## Supplied data
<<<<
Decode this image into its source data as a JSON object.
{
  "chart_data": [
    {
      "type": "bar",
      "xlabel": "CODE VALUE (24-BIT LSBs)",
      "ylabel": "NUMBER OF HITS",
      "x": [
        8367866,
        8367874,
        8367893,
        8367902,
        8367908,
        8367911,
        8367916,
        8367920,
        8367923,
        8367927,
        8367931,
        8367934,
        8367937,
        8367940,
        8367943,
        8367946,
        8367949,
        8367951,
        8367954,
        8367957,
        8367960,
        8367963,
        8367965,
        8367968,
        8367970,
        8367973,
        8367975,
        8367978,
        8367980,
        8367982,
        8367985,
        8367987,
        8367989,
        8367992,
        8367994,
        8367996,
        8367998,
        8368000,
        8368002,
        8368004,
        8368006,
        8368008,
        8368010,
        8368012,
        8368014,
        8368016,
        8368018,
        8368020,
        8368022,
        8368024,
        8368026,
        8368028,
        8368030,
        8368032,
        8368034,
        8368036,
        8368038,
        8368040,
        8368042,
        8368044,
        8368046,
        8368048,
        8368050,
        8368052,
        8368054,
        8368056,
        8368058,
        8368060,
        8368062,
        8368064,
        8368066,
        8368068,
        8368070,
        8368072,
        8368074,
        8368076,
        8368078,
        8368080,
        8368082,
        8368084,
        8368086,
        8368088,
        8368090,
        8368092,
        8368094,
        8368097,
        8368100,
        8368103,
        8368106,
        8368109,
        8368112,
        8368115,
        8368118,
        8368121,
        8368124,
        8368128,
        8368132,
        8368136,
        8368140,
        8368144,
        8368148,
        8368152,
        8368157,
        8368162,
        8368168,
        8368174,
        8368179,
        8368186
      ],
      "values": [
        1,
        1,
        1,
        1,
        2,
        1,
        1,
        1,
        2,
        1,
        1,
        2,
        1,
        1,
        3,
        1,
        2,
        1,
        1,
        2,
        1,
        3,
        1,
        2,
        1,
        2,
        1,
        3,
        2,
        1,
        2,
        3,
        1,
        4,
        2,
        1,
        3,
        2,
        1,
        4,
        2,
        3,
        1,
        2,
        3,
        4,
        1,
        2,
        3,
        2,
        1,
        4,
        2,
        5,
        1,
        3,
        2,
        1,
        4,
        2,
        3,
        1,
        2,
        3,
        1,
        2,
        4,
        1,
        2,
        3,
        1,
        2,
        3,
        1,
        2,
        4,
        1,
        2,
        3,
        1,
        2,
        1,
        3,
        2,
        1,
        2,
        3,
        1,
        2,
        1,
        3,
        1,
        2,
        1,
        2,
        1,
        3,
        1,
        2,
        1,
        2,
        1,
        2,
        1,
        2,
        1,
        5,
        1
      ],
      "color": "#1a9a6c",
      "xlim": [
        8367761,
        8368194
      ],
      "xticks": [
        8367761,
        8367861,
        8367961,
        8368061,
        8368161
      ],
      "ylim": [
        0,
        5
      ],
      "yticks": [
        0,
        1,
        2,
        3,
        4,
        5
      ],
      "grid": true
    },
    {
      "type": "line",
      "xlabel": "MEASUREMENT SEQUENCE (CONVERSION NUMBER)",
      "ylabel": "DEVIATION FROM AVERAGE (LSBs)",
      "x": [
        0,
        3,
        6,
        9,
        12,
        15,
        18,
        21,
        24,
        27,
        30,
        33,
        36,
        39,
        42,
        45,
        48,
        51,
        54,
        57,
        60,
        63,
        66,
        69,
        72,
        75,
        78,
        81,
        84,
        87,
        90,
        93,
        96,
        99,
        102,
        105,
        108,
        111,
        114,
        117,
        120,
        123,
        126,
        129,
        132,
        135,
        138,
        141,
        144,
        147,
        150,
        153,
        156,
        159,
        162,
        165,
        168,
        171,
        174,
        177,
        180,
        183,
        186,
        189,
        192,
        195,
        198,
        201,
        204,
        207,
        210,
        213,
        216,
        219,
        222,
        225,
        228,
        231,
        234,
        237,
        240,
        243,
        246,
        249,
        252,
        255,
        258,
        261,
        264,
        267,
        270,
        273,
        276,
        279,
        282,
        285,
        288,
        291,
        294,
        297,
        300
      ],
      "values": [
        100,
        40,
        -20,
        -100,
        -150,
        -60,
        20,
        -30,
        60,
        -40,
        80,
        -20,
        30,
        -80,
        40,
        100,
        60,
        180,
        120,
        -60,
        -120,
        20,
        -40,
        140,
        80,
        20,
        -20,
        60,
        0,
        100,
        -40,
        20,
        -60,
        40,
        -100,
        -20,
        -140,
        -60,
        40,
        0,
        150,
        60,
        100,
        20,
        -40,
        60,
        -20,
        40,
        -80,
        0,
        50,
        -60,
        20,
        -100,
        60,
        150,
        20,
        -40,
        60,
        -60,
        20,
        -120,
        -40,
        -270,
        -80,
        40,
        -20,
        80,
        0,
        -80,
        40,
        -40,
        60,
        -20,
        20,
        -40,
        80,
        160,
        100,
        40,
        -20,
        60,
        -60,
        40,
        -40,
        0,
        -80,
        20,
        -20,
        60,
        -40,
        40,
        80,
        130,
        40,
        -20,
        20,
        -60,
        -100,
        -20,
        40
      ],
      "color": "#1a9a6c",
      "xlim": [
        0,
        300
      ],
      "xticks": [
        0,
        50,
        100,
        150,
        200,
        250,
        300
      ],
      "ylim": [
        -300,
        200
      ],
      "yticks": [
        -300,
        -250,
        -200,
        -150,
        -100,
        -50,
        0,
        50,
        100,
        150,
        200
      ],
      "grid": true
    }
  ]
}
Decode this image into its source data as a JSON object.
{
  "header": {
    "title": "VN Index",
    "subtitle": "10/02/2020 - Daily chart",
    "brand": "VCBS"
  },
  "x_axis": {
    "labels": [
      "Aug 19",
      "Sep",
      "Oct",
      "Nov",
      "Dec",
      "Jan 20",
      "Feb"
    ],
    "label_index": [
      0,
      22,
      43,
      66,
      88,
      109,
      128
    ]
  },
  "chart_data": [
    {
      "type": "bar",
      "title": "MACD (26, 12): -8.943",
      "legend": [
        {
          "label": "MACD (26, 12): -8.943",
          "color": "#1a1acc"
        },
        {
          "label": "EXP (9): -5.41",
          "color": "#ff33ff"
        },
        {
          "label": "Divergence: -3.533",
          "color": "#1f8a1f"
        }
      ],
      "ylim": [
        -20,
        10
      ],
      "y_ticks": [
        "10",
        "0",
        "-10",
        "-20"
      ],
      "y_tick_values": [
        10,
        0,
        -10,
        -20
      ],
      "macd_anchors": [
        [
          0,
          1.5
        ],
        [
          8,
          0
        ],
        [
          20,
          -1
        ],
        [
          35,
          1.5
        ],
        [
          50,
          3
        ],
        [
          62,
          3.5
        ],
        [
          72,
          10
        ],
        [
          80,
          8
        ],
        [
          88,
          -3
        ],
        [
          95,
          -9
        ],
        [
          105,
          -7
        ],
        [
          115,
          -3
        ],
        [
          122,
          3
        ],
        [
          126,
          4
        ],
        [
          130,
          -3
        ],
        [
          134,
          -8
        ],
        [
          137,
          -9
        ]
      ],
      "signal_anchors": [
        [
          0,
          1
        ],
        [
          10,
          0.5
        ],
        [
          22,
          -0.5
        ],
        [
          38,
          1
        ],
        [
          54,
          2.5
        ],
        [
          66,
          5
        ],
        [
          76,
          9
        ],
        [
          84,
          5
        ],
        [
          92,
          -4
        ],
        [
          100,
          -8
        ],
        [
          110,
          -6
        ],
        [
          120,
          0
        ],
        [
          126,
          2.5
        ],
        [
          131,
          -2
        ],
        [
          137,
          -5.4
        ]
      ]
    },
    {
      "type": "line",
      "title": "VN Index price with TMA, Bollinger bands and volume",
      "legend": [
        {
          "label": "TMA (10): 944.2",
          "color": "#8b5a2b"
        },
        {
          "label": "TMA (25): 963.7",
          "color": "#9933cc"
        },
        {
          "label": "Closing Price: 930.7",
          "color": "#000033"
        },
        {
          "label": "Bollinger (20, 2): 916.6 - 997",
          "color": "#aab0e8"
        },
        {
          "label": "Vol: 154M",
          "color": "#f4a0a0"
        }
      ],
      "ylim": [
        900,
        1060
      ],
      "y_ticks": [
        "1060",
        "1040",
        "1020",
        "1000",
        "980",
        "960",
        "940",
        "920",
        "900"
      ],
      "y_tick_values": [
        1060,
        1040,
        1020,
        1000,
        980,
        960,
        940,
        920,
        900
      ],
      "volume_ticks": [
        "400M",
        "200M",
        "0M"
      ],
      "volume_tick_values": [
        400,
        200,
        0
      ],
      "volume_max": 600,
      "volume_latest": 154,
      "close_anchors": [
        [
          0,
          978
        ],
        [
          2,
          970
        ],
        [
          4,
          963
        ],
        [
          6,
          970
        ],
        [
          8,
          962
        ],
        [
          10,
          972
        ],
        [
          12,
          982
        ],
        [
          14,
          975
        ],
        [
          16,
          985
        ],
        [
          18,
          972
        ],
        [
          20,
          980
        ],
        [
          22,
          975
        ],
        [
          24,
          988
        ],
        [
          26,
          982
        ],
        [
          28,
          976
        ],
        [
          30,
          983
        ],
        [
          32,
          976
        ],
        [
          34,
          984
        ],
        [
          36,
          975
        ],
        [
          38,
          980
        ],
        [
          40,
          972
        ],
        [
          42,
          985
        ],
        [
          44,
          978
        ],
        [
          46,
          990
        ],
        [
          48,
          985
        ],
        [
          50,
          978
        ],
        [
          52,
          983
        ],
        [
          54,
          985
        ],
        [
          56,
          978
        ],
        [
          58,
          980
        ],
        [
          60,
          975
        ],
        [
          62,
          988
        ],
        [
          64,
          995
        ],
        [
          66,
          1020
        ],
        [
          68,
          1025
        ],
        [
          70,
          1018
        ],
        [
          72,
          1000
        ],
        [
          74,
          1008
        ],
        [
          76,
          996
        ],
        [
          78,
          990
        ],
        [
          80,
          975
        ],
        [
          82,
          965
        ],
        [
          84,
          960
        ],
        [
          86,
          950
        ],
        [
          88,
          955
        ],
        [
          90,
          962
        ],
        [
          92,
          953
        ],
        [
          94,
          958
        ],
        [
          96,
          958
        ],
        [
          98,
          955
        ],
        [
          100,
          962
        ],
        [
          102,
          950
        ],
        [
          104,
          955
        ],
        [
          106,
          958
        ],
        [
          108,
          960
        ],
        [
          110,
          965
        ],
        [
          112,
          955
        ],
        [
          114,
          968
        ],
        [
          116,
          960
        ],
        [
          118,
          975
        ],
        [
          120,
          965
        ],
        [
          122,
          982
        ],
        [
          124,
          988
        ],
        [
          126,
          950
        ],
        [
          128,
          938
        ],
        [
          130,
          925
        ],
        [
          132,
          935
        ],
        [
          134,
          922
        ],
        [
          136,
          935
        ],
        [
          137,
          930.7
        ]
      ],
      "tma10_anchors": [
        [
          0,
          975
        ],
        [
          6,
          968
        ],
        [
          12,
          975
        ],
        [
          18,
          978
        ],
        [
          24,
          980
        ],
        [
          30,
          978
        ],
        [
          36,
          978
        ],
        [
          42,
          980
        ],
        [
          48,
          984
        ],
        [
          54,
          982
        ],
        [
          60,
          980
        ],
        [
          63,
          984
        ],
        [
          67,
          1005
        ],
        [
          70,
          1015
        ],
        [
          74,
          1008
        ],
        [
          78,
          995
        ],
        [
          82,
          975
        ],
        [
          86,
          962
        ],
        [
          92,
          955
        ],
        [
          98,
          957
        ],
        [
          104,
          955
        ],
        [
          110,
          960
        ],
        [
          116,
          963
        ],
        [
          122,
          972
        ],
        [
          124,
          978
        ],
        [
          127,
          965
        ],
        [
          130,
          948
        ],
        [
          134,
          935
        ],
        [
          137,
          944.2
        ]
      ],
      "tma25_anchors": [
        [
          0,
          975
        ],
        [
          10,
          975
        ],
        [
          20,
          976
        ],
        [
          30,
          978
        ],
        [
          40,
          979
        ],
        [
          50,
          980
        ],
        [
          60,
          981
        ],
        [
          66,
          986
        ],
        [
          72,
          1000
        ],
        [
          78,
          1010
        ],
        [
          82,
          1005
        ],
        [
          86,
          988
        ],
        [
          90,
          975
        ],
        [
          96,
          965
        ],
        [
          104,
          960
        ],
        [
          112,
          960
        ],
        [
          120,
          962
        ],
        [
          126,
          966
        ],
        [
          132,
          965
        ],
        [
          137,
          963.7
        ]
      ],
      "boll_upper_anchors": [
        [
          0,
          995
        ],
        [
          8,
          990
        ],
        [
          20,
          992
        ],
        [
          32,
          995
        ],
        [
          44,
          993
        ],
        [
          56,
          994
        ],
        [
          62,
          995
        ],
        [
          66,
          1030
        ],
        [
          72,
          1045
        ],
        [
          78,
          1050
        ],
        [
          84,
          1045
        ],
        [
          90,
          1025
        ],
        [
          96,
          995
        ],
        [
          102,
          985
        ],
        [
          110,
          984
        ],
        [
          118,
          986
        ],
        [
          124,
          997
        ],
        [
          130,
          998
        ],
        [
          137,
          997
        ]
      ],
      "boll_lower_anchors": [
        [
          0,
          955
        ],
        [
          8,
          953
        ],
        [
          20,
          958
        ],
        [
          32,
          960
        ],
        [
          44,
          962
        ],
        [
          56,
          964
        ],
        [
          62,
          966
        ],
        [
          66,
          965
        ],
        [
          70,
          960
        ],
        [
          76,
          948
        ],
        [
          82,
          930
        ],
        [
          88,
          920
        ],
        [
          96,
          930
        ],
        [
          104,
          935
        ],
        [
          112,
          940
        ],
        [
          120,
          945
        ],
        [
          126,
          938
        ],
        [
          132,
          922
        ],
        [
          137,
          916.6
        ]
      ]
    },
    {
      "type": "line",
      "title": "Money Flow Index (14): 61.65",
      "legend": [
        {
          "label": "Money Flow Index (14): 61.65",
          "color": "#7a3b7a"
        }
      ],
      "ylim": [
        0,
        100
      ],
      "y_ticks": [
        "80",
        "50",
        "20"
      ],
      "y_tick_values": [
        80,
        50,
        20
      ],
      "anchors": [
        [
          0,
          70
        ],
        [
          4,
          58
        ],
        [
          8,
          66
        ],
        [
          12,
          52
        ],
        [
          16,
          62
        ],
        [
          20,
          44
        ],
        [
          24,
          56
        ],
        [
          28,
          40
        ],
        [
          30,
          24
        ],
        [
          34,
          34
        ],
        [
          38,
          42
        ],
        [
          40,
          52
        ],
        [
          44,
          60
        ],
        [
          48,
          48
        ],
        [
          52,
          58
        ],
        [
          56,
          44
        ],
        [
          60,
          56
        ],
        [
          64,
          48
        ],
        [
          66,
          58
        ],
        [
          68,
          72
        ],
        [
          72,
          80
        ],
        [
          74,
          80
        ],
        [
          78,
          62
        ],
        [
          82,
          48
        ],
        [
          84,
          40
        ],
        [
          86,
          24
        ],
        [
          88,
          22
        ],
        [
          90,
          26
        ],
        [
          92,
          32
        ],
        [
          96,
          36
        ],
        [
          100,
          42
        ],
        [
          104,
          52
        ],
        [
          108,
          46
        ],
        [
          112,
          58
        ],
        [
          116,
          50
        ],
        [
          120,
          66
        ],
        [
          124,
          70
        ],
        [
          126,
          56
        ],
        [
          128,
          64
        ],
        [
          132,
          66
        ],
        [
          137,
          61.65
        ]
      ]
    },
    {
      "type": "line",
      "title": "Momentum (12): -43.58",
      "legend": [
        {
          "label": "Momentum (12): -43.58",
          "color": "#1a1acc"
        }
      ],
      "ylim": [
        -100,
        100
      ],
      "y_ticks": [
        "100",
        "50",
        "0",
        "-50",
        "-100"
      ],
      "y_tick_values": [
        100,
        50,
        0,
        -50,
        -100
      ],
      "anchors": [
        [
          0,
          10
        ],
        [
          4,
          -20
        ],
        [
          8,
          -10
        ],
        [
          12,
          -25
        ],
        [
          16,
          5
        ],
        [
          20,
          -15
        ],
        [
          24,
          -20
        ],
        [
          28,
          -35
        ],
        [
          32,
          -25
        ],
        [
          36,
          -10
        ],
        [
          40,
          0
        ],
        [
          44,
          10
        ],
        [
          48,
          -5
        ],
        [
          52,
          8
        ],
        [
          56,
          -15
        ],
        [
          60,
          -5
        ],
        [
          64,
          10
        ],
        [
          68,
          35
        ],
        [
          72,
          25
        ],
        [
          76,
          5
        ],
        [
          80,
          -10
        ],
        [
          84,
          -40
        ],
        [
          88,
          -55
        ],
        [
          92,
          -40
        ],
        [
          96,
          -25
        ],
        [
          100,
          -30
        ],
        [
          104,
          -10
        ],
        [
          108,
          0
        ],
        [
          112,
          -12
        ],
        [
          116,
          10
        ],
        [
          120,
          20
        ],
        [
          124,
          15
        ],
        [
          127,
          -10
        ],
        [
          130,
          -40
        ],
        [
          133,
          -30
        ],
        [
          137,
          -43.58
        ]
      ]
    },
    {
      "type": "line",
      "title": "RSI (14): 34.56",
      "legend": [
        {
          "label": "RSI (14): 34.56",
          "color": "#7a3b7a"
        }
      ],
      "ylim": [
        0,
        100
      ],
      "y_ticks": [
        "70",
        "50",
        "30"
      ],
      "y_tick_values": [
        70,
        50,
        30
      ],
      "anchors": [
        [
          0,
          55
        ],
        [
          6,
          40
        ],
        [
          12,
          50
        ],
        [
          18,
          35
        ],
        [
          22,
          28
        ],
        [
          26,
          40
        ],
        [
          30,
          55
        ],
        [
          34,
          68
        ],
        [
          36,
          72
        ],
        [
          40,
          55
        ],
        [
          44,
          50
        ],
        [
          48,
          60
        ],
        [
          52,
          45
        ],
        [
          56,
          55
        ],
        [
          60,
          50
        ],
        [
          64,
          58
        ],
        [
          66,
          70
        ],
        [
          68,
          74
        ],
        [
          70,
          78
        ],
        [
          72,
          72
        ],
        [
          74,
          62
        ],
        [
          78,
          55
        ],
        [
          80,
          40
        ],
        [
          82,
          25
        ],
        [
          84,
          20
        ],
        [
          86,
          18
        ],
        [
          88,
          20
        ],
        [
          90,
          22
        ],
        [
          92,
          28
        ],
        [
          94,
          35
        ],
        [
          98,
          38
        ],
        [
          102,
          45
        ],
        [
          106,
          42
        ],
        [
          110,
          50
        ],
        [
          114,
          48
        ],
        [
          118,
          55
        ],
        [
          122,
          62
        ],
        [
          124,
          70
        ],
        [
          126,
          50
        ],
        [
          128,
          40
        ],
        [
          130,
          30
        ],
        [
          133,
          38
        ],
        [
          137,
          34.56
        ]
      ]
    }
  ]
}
>>>>
## Directions
Check each line of the material above for "Money" and say how many lines contain it, giving the number alone.

## Solution
2